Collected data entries
■ ■ ■ ■

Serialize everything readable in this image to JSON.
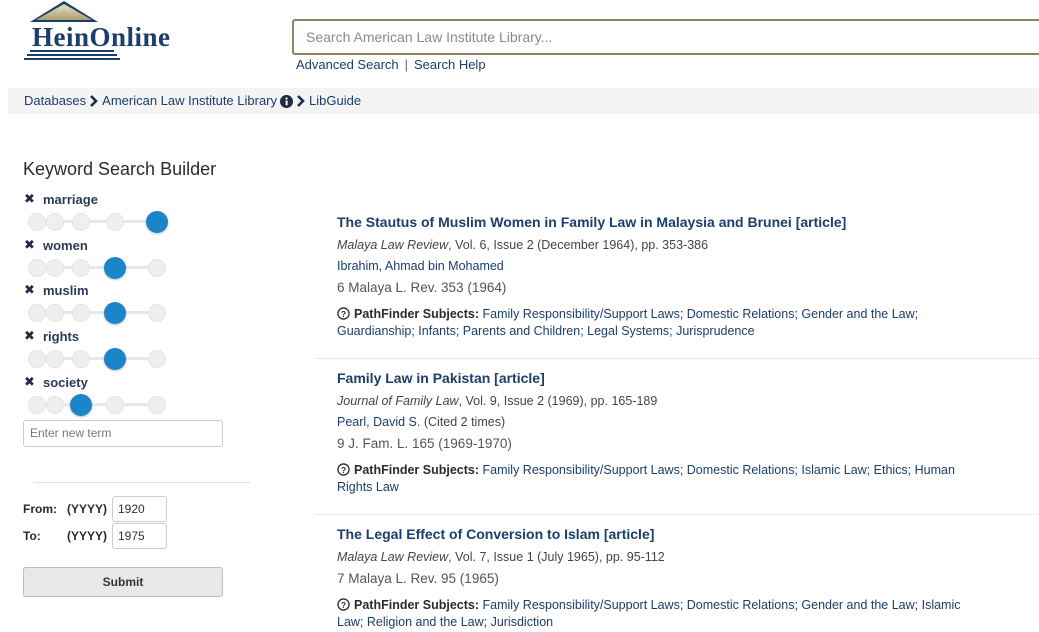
{
  "brand": {
    "name": "HeinOnline",
    "colors": {
      "navy": "#1b3e6b",
      "accent": "#1a86c9",
      "gold": "#8c8560"
    }
  },
  "search": {
    "placeholder": "Search American Law Institute Library...",
    "advanced_label": "Advanced Search",
    "help_label": "Search Help"
  },
  "breadcrumb": {
    "items": [
      "Databases",
      "American Law Institute Library",
      "LibGuide"
    ]
  },
  "keyword_builder": {
    "title": "Keyword Search Builder",
    "terms": [
      {
        "label": "marriage",
        "level": 5,
        "max": 5
      },
      {
        "label": "women",
        "level": 4,
        "max": 5
      },
      {
        "label": "muslim",
        "level": 4,
        "max": 5
      },
      {
        "label": "rights",
        "level": 4,
        "max": 5
      },
      {
        "label": "society",
        "level": 3,
        "max": 5
      }
    ],
    "new_term_placeholder": "Enter new term",
    "from_label": "From:",
    "to_label": "To:",
    "format_label": "(YYYY)",
    "from_value": "1920",
    "to_value": "1975",
    "submit_label": "Submit"
  },
  "results": [
    {
      "title": "The Stautus of Muslim Women in Family Law in Malaysia and Brunei [article]",
      "journal": "Malaya Law Review",
      "details": ", Vol. 6, Issue 2 (December 1964), pp. 353-386",
      "author": "Ibrahim, Ahmad bin Mohamed",
      "cited": "",
      "short_cite": "6 Malaya L. Rev. 353 (1964)",
      "subjects_label": "PathFinder Subjects:",
      "subjects": "Family Responsibility/Support Laws; Domestic Relations; Gender and the Law; Guardianship; Infants; Parents and Children; Legal Systems; Jurisprudence"
    },
    {
      "title": "Family Law in Pakistan [article]",
      "journal": "Journal of Family Law",
      "details": ", Vol. 9, Issue 2 (1969), pp. 165-189",
      "author": "Pearl, David S.",
      "cited": " (Cited 2 times)",
      "short_cite": "9 J. Fam. L. 165 (1969-1970)",
      "subjects_label": "PathFinder Subjects:",
      "subjects": "Family Responsibility/Support Laws; Domestic Relations; Islamic Law; Ethics; Human Rights Law"
    },
    {
      "title": "The Legal Effect of Conversion to Islam [article]",
      "journal": "Malaya Law Review",
      "details": ", Vol. 7, Issue 1 (July 1965), pp. 95-112",
      "author": "",
      "cited": "",
      "short_cite": "7 Malaya L. Rev. 95 (1965)",
      "subjects_label": "PathFinder Subjects:",
      "subjects": "Family Responsibility/Support Laws; Domestic Relations; Gender and the Law; Islamic Law; Religion and the Law; Jurisdiction"
    }
  ]
}
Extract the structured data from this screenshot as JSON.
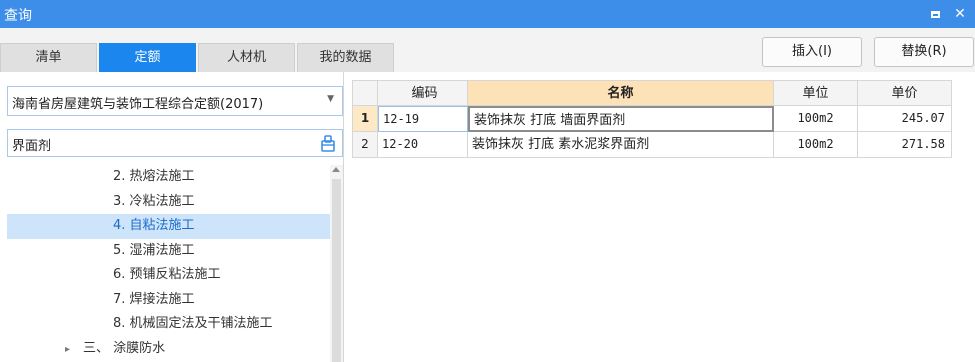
{
  "window": {
    "title": "查询",
    "maximize_icon": "maximize-icon",
    "close_icon": "close-icon",
    "close_glyph": "✕"
  },
  "tabs": [
    "清单",
    "定额",
    "人材机",
    "我的数据"
  ],
  "active_tab": "定额",
  "toolbar": {
    "insert_label": "插入(I)",
    "replace_label": "替换(R)"
  },
  "left": {
    "selected_dataset": "海南省房屋建筑与装饰工程综合定额(2017)",
    "search_value": "界面剂",
    "tree": [
      {
        "label": "2. 热熔法施工",
        "indent": 2,
        "selected": false,
        "expander": ""
      },
      {
        "label": "3. 冷粘法施工",
        "indent": 2,
        "selected": false,
        "expander": ""
      },
      {
        "label": "4. 自粘法施工",
        "indent": 2,
        "selected": true,
        "expander": ""
      },
      {
        "label": "5. 湿浦法施工",
        "indent": 2,
        "selected": false,
        "expander": ""
      },
      {
        "label": "6. 预铺反粘法施工",
        "indent": 2,
        "selected": false,
        "expander": ""
      },
      {
        "label": "7. 焊接法施工",
        "indent": 2,
        "selected": false,
        "expander": ""
      },
      {
        "label": "8. 机械固定法及干铺法施工",
        "indent": 2,
        "selected": false,
        "expander": ""
      },
      {
        "label": "三、 涂膜防水",
        "indent": 1,
        "selected": false,
        "expander": "▸"
      }
    ]
  },
  "table": {
    "headers": {
      "code": "编码",
      "name": "名称",
      "unit": "单位",
      "price": "单价"
    },
    "rows": [
      {
        "num": "1",
        "code": "12-19",
        "name": "装饰抹灰 打底 墙面界面剂",
        "unit": "100m2",
        "price": "245.07",
        "selected": true
      },
      {
        "num": "2",
        "code": "12-20",
        "name": "装饰抹灰 打底 素水泥浆界面剂",
        "unit": "100m2",
        "price": "271.58",
        "selected": false
      }
    ]
  },
  "colors": {
    "titlebar": "#3c8ee8",
    "active_tab": "#1c86ef",
    "selection": "#cde4fa",
    "name_header": "#fde2b8"
  }
}
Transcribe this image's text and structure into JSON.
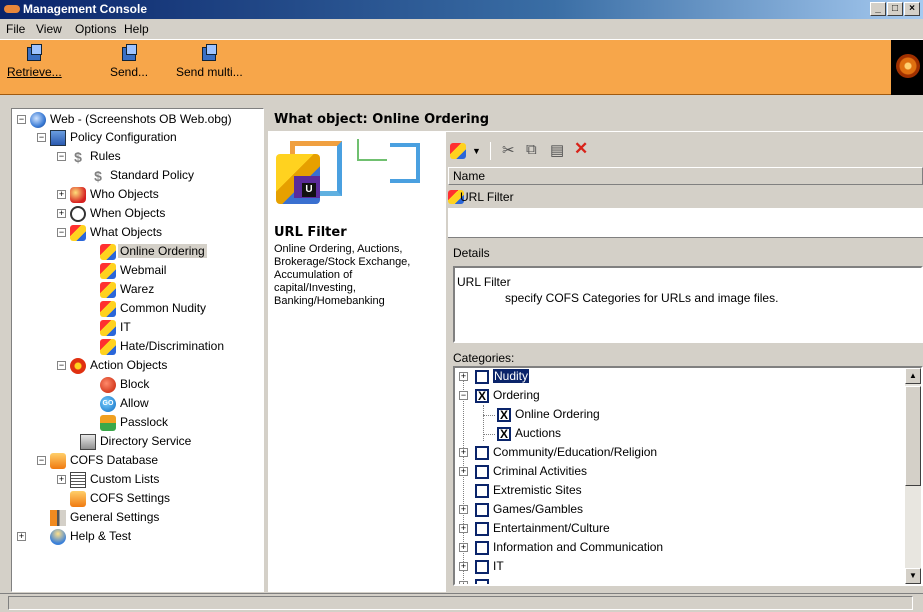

■ ■ ■ ■

### GOAL
Check each line of the data above for the word "Legal", then state how many lines have it. Give the number alone.

### WRITTEN RESPONSE
2